§ **REQUIRED TASK**
Send back the records in full, character for character.
+++++
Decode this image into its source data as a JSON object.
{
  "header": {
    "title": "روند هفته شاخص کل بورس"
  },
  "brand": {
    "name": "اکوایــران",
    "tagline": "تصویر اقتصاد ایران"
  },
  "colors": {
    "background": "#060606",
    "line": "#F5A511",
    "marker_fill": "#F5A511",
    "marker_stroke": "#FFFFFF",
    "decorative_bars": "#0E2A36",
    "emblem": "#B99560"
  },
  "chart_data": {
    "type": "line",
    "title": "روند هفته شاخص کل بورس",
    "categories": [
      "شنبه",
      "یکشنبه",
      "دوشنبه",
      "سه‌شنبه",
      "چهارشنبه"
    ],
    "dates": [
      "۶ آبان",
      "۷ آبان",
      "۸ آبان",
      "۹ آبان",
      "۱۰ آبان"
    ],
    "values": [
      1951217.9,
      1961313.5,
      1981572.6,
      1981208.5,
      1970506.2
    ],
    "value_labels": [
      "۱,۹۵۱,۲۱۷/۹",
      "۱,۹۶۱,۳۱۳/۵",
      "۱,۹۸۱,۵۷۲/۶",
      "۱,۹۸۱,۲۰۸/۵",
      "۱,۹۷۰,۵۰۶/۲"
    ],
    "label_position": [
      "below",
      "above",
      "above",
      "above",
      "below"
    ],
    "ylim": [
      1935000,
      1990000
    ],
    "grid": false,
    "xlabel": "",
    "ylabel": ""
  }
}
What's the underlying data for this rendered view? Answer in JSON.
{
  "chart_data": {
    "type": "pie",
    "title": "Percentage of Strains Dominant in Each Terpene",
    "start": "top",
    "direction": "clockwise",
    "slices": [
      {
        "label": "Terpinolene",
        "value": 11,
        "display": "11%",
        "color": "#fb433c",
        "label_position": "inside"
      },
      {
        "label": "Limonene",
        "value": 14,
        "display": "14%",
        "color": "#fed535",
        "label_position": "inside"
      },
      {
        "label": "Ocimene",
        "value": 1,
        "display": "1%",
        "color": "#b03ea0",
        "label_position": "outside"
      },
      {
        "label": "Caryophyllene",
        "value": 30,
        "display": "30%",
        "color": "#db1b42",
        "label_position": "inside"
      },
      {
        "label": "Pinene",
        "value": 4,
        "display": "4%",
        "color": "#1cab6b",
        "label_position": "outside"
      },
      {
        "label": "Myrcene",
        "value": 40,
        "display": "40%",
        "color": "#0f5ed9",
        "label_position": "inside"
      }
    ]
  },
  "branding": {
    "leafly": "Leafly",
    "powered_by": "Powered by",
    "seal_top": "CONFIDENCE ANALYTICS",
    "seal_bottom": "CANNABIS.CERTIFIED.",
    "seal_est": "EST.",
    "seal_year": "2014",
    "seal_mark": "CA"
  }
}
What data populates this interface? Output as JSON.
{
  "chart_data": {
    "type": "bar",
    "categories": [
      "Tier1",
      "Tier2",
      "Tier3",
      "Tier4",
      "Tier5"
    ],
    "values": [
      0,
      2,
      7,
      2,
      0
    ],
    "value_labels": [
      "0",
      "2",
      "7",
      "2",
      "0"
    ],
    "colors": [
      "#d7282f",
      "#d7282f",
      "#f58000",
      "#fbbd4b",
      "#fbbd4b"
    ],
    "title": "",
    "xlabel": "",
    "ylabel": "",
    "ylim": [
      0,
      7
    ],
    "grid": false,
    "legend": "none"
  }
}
+++++
§ **RESPONSE TO THIS TASK**
Decode this image into its source data as a JSON object.
{
  "header": {
    "title": "روند هفته شاخص کل بورس"
  },
  "brand": {
    "name": "اکوایــران",
    "tagline": "تصویر اقتصاد ایران"
  },
  "colors": {
    "background": "#060606",
    "line": "#F5A511",
    "marker_fill": "#F5A511",
    "marker_stroke": "#FFFFFF",
    "decorative_bars": "#0E2A36",
    "emblem": "#B99560"
  },
  "chart_data": {
    "type": "line",
    "title": "روند هفته شاخص کل بورس",
    "categories": [
      "شنبه",
      "یکشنبه",
      "دوشنبه",
      "سه‌شنبه",
      "چهارشنبه"
    ],
    "dates": [
      "۶ آبان",
      "۷ آبان",
      "۸ آبان",
      "۹ آبان",
      "۱۰ آبان"
    ],
    "values": [
      1951217.9,
      1961313.5,
      1981572.6,
      1981208.5,
      1970506.2
    ],
    "value_labels": [
      "۱,۹۵۱,۲۱۷/۹",
      "۱,۹۶۱,۳۱۳/۵",
      "۱,۹۸۱,۵۷۲/۶",
      "۱,۹۸۱,۲۰۸/۵",
      "۱,۹۷۰,۵۰۶/۲"
    ],
    "label_position": [
      "below",
      "above",
      "above",
      "above",
      "below"
    ],
    "ylim": [
      1935000,
      1990000
    ],
    "grid": false,
    "xlabel": "",
    "ylabel": ""
  }
}
What's the underlying data for this rendered view? Answer in JSON.
{
  "chart_data": {
    "type": "pie",
    "title": "Percentage of Strains Dominant in Each Terpene",
    "start": "top",
    "direction": "clockwise",
    "slices": [
      {
        "label": "Terpinolene",
        "value": 11,
        "display": "11%",
        "color": "#fb433c",
        "label_position": "inside"
      },
      {
        "label": "Limonene",
        "value": 14,
        "display": "14%",
        "color": "#fed535",
        "label_position": "inside"
      },
      {
        "label": "Ocimene",
        "value": 1,
        "display": "1%",
        "color": "#b03ea0",
        "label_position": "outside"
      },
      {
        "label": "Caryophyllene",
        "value": 30,
        "display": "30%",
        "color": "#db1b42",
        "label_position": "inside"
      },
      {
        "label": "Pinene",
        "value": 4,
        "display": "4%",
        "color": "#1cab6b",
        "label_position": "outside"
      },
      {
        "label": "Myrcene",
        "value": 40,
        "display": "40%",
        "color": "#0f5ed9",
        "label_position": "inside"
      }
    ]
  },
  "branding": {
    "leafly": "Leafly",
    "powered_by": "Powered by",
    "seal_top": "CONFIDENCE ANALYTICS",
    "seal_bottom": "CANNABIS.CERTIFIED.",
    "seal_est": "EST.",
    "seal_year": "2014",
    "seal_mark": "CA"
  }
}
What data populates this interface? Output as JSON.
{
  "chart_data": {
    "type": "bar",
    "categories": [
      "Tier1",
      "Tier2",
      "Tier3",
      "Tier4",
      "Tier5"
    ],
    "values": [
      0,
      2,
      7,
      2,
      0
    ],
    "value_labels": [
      "0",
      "2",
      "7",
      "2",
      "0"
    ],
    "colors": [
      "#d7282f",
      "#d7282f",
      "#f58000",
      "#fbbd4b",
      "#fbbd4b"
    ],
    "title": "",
    "xlabel": "",
    "ylabel": "",
    "ylim": [
      0,
      7
    ],
    "grid": false,
    "legend": "none"
  }
}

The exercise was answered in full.